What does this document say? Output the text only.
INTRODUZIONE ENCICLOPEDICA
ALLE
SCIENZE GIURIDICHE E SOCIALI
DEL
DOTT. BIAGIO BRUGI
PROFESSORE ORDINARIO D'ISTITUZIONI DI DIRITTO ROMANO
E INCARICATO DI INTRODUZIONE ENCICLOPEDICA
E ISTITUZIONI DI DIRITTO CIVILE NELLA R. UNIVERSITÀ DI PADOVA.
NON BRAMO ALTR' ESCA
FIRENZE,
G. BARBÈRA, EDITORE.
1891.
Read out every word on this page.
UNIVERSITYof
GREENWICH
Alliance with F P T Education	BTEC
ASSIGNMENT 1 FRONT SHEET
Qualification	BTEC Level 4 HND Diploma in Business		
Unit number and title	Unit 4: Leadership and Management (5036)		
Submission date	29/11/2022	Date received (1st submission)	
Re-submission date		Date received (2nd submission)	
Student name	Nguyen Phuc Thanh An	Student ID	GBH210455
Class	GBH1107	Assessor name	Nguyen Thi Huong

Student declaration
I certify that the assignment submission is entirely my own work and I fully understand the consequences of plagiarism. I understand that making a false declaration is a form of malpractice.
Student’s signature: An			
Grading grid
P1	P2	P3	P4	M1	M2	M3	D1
---*---
DIRECTION: Quote only the lines from the one containing "Read out every word on this page." through the final line of the records, with both ends included.

IN RESPONSE:
Read out every word on this page.
UNIVERSITYof
GREENWICH
Alliance with F P T Education	BTEC
ASSIGNMENT 1 FRONT SHEET
Qualification	BTEC Level 4 HND Diploma in Business		
Unit number and title	Unit 4: Leadership and Management (5036)		
Submission date	29/11/2022	Date received (1st submission)	
Re-submission date		Date received (2nd submission)	
Student name	Nguyen Phuc Thanh An	Student ID	GBH210455
Class	GBH1107	Assessor name	Nguyen Thi Huong

Student declaration
I certify that the assignment submission is entirely my own work and I fully understand the consequences of plagiarism. I understand that making a false declaration is a form of malpractice.
Student’s signature: An			
Grading grid
P1	P2	P3	P4	M1	M2	M3	D1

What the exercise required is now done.